> **Dataset rows**
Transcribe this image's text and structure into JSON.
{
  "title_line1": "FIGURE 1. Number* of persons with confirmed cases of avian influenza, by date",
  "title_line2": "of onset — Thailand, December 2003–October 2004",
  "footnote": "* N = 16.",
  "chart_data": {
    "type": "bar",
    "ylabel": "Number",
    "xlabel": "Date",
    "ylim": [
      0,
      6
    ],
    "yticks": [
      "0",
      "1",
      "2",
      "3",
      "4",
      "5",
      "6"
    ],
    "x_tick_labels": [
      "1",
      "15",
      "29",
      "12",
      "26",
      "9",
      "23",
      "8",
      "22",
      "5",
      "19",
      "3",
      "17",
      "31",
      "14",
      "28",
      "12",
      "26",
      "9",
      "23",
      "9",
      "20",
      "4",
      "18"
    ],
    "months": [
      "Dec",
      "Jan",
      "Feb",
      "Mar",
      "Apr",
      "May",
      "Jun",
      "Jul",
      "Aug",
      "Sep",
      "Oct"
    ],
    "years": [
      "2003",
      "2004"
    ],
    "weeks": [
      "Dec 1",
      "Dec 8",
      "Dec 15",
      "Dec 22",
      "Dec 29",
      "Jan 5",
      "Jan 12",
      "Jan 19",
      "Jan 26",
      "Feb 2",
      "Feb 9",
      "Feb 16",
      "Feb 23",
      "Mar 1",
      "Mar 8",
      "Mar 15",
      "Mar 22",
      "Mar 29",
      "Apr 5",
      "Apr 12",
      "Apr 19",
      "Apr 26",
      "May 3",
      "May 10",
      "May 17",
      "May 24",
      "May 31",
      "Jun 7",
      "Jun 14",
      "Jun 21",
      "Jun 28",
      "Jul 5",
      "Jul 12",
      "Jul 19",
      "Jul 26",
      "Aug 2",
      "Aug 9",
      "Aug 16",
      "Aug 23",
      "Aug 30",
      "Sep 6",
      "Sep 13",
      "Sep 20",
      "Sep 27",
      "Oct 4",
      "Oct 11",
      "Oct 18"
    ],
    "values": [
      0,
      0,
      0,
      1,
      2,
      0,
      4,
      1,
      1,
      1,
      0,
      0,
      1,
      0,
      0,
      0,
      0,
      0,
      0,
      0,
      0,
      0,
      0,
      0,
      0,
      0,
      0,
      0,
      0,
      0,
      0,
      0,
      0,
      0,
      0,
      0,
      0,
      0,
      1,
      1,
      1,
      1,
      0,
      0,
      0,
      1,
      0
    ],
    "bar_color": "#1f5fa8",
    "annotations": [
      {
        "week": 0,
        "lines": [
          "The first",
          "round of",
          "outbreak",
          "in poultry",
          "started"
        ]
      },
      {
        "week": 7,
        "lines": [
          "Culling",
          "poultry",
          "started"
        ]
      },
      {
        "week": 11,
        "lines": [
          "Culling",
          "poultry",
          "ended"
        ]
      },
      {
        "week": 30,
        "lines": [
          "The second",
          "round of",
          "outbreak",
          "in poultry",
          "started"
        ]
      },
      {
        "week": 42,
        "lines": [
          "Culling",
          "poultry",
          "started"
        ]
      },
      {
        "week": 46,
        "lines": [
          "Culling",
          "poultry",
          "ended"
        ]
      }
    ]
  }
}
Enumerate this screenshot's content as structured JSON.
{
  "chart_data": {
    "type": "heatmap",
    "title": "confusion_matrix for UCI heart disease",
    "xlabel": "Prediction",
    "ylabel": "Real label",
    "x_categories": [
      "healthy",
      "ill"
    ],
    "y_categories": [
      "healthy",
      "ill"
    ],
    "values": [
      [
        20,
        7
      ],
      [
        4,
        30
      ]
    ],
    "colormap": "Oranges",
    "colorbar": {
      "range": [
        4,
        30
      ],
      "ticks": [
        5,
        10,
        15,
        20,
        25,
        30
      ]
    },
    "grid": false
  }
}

> **Direction**
Output each record precisely as given.

> **Finished exercise**
Transcribe this image's text and structure into JSON.
{
  "title_line1": "FIGURE 1. Number* of persons with confirmed cases of avian influenza, by date",
  "title_line2": "of onset — Thailand, December 2003–October 2004",
  "footnote": "* N = 16.",
  "chart_data": {
    "type": "bar",
    "ylabel": "Number",
    "xlabel": "Date",
    "ylim": [
      0,
      6
    ],
    "yticks": [
      "0",
      "1",
      "2",
      "3",
      "4",
      "5",
      "6"
    ],
    "x_tick_labels": [
      "1",
      "15",
      "29",
      "12",
      "26",
      "9",
      "23",
      "8",
      "22",
      "5",
      "19",
      "3",
      "17",
      "31",
      "14",
      "28",
      "12",
      "26",
      "9",
      "23",
      "9",
      "20",
      "4",
      "18"
    ],
    "months": [
      "Dec",
      "Jan",
      "Feb",
      "Mar",
      "Apr",
      "May",
      "Jun",
      "Jul",
      "Aug",
      "Sep",
      "Oct"
    ],
    "years": [
      "2003",
      "2004"
    ],
    "weeks": [
      "Dec 1",
      "Dec 8",
      "Dec 15",
      "Dec 22",
      "Dec 29",
      "Jan 5",
      "Jan 12",
      "Jan 19",
      "Jan 26",
      "Feb 2",
      "Feb 9",
      "Feb 16",
      "Feb 23",
      "Mar 1",
      "Mar 8",
      "Mar 15",
      "Mar 22",
      "Mar 29",
      "Apr 5",
      "Apr 12",
      "Apr 19",
      "Apr 26",
      "May 3",
      "May 10",
      "May 17",
      "May 24",
      "May 31",
      "Jun 7",
      "Jun 14",
      "Jun 21",
      "Jun 28",
      "Jul 5",
      "Jul 12",
      "Jul 19",
      "Jul 26",
      "Aug 2",
      "Aug 9",
      "Aug 16",
      "Aug 23",
      "Aug 30",
      "Sep 6",
      "Sep 13",
      "Sep 20",
      "Sep 27",
      "Oct 4",
      "Oct 11",
      "Oct 18"
    ],
    "values": [
      0,
      0,
      0,
      1,
      2,
      0,
      4,
      1,
      1,
      1,
      0,
      0,
      1,
      0,
      0,
      0,
      0,
      0,
      0,
      0,
      0,
      0,
      0,
      0,
      0,
      0,
      0,
      0,
      0,
      0,
      0,
      0,
      0,
      0,
      0,
      0,
      0,
      0,
      1,
      1,
      1,
      1,
      0,
      0,
      0,
      1,
      0
    ],
    "bar_color": "#1f5fa8",
    "annotations": [
      {
        "week": 0,
        "lines": [
          "The first",
          "round of",
          "outbreak",
          "in poultry",
          "started"
        ]
      },
      {
        "week": 7,
        "lines": [
          "Culling",
          "poultry",
          "started"
        ]
      },
      {
        "week": 11,
        "lines": [
          "Culling",
          "poultry",
          "ended"
        ]
      },
      {
        "week": 30,
        "lines": [
          "The second",
          "round of",
          "outbreak",
          "in poultry",
          "started"
        ]
      },
      {
        "week": 42,
        "lines": [
          "Culling",
          "poultry",
          "started"
        ]
      },
      {
        "week": 46,
        "lines": [
          "Culling",
          "poultry",
          "ended"
        ]
      }
    ]
  }
}
Enumerate this screenshot's content as structured JSON.
{
  "chart_data": {
    "type": "heatmap",
    "title": "confusion_matrix for UCI heart disease",
    "xlabel": "Prediction",
    "ylabel": "Real label",
    "x_categories": [
      "healthy",
      "ill"
    ],
    "y_categories": [
      "healthy",
      "ill"
    ],
    "values": [
      [
        20,
        7
      ],
      [
        4,
        30
      ]
    ],
    "colormap": "Oranges",
    "colorbar": {
      "range": [
        4,
        30
      ],
      "ticks": [
        5,
        10,
        15,
        20,
        25,
        30
      ]
    },
    "grid": false
  }
}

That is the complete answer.